_SHORT EXERCISE_: Please pull out the stretch of the material from the line containing "legend-label: MEDIE (1056, 336, 1157, 372)" through the end of the material, both ends included, and reproduce those lines word for word with nothing else.

_PROVIDED INFORMATION_:
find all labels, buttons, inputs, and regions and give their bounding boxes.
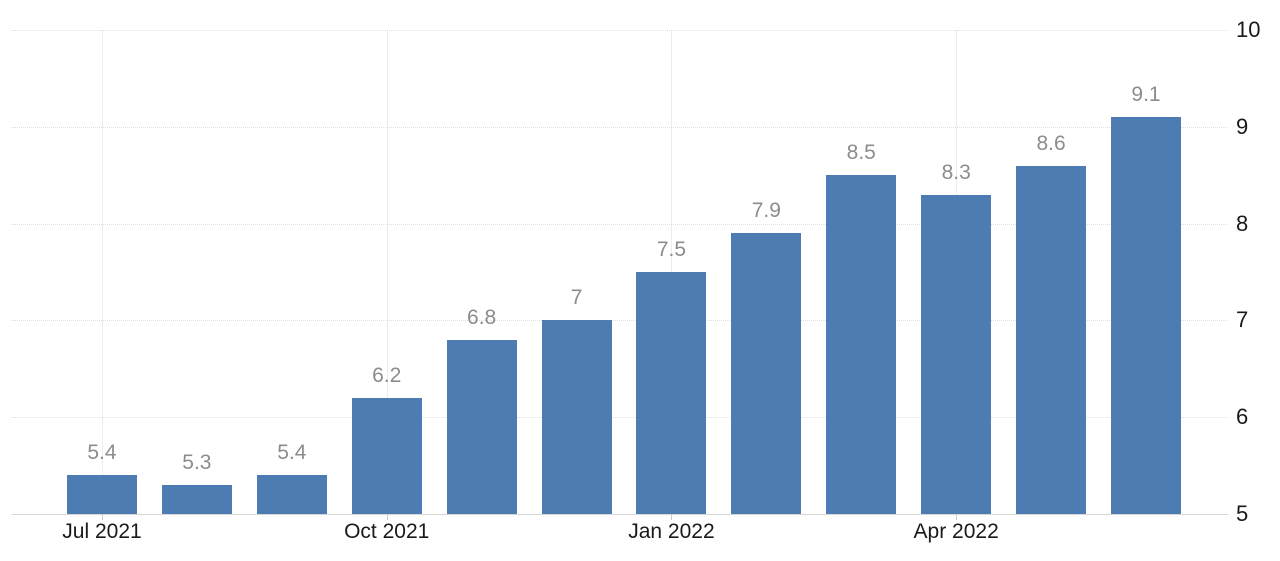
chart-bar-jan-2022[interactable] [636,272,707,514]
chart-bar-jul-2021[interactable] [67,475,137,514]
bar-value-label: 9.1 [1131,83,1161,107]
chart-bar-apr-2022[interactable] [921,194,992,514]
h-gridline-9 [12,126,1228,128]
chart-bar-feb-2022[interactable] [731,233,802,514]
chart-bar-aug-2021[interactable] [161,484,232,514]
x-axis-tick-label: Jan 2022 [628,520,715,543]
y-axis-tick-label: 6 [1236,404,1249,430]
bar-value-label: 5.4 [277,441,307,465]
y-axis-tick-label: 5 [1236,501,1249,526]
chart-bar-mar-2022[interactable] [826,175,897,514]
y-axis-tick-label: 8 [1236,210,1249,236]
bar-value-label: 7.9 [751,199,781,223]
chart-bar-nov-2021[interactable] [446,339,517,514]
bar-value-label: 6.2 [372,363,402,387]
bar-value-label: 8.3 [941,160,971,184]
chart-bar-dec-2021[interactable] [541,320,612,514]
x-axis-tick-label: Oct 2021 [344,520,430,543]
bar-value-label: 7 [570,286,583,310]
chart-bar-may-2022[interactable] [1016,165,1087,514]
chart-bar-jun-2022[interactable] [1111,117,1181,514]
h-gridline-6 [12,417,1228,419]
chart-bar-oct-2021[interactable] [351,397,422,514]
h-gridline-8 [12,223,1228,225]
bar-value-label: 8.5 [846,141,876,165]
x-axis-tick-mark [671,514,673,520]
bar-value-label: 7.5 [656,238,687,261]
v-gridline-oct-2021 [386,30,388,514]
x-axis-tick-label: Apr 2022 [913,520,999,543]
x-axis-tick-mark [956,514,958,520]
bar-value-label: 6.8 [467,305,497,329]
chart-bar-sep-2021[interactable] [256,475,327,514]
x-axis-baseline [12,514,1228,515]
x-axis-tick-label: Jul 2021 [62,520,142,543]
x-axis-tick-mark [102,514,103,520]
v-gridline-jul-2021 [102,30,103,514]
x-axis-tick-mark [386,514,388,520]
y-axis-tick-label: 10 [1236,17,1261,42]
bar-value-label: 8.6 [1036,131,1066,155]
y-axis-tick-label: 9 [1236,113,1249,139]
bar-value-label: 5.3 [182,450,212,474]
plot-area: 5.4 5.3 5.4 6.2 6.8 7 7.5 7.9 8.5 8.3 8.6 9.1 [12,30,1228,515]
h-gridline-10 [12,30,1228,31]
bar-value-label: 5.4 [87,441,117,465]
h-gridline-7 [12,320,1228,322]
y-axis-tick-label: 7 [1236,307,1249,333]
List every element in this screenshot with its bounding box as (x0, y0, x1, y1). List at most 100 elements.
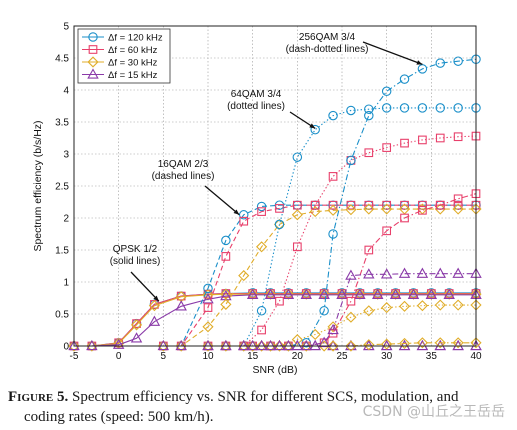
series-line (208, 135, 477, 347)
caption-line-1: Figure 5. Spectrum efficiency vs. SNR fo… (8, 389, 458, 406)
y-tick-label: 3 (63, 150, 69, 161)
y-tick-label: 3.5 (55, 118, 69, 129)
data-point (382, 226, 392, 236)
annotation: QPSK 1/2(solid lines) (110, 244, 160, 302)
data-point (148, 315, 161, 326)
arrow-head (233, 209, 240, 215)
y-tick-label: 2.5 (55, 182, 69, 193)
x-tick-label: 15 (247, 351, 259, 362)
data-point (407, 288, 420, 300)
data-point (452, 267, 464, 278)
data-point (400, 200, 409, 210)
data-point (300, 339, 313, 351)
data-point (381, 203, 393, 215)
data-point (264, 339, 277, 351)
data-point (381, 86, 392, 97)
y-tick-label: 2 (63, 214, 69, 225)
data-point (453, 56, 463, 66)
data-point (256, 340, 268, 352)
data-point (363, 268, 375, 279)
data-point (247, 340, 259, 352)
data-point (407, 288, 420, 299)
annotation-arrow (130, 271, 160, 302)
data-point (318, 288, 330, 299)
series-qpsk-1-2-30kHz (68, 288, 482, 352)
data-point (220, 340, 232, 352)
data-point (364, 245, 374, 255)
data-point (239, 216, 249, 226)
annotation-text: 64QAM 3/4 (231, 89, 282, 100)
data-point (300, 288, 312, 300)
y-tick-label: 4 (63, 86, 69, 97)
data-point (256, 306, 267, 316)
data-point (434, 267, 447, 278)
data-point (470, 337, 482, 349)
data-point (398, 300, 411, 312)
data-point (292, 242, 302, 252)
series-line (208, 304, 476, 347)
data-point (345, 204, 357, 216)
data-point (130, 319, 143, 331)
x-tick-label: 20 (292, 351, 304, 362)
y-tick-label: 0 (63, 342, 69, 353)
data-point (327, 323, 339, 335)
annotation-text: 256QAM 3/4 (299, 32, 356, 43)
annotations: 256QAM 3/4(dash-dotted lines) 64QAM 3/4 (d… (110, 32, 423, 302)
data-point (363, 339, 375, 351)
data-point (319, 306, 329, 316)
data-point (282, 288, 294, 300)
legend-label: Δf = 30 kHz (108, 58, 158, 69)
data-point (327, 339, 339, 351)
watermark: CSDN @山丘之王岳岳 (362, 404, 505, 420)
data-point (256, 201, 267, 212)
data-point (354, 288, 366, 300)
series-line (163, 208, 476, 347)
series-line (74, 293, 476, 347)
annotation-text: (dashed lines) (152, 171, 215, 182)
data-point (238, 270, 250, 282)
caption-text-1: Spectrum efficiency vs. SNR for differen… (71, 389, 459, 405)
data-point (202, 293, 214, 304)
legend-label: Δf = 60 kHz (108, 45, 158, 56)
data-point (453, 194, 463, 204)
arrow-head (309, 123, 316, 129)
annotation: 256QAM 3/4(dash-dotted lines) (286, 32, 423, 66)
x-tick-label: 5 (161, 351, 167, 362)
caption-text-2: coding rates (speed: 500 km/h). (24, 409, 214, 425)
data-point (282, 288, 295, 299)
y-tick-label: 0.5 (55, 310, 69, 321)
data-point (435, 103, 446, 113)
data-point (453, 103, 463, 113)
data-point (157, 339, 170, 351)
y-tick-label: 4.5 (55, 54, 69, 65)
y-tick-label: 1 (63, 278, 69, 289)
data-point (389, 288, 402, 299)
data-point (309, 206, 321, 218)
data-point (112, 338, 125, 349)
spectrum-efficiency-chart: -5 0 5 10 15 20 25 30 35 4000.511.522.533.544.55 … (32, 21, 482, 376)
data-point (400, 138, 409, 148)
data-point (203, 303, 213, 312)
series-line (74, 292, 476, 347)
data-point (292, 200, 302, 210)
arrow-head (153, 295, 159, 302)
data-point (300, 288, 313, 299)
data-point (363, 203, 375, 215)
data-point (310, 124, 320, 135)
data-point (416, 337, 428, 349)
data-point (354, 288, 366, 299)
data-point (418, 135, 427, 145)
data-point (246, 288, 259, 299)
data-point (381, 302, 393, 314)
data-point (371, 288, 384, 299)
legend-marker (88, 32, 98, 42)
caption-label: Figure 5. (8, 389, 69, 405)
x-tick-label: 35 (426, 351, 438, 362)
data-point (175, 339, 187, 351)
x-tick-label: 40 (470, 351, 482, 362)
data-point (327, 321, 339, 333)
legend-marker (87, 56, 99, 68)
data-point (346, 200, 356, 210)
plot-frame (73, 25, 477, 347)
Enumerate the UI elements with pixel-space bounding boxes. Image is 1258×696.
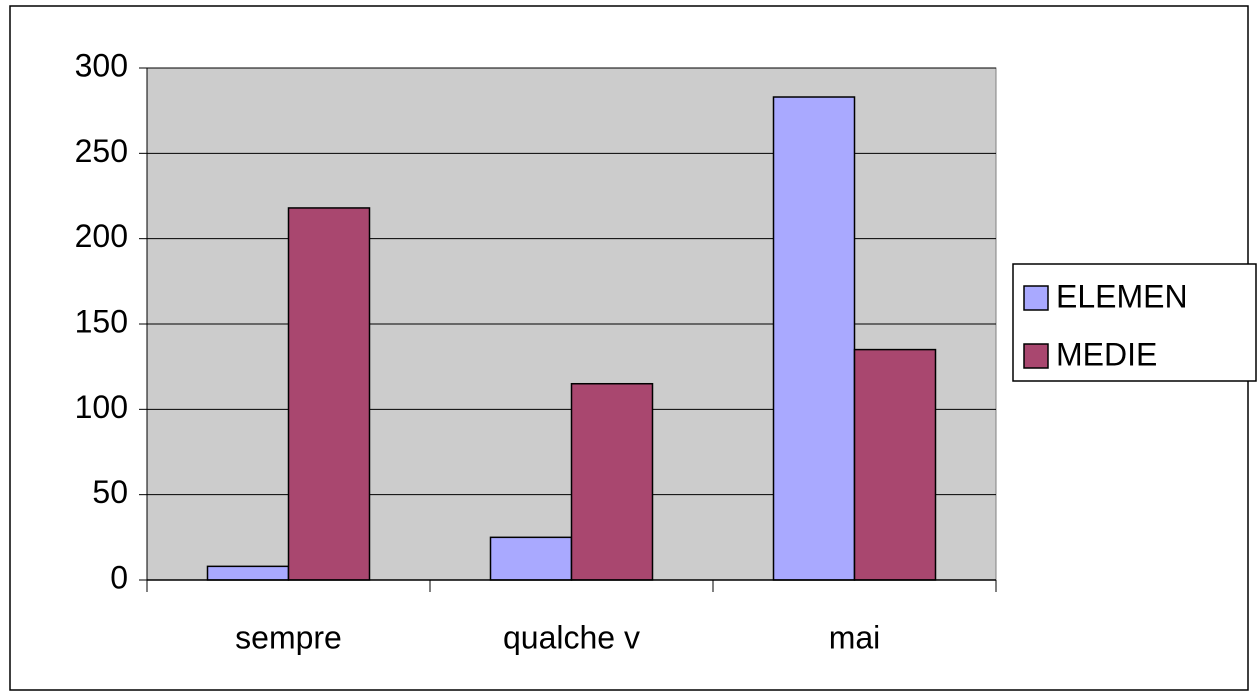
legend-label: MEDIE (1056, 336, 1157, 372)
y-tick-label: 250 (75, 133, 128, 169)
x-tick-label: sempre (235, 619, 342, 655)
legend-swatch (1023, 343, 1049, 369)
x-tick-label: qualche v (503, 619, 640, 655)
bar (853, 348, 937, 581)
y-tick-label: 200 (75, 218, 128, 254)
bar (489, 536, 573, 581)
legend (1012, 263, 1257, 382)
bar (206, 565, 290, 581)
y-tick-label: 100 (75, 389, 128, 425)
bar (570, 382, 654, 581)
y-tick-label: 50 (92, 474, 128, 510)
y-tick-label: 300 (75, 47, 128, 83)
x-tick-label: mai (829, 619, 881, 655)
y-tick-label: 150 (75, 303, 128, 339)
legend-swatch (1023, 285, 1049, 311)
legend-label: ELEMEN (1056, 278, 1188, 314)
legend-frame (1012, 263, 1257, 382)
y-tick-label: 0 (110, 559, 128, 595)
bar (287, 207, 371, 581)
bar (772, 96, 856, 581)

_WRITTEN ANSWER_:
legend-label: MEDIE (1056, 336, 1157, 372)
y-tick-label: 250 (75, 133, 128, 169)
x-tick-label: sempre (235, 619, 342, 655)
legend-swatch (1023, 343, 1049, 369)
x-tick-label: qualche v (503, 619, 640, 655)
bar (853, 348, 937, 581)
y-tick-label: 200 (75, 218, 128, 254)
bar (489, 536, 573, 581)
legend (1012, 263, 1257, 382)
bar (206, 565, 290, 581)
y-tick-label: 100 (75, 389, 128, 425)
bar (570, 382, 654, 581)
y-tick-label: 50 (92, 474, 128, 510)
y-tick-label: 300 (75, 47, 128, 83)
x-tick-label: mai (829, 619, 881, 655)
y-tick-label: 150 (75, 303, 128, 339)
legend-swatch (1023, 285, 1049, 311)
legend-label: ELEMEN (1056, 278, 1188, 314)
legend-frame (1012, 263, 1257, 382)
y-tick-label: 0 (110, 559, 128, 595)
bar (287, 207, 371, 581)
bar (772, 96, 856, 581)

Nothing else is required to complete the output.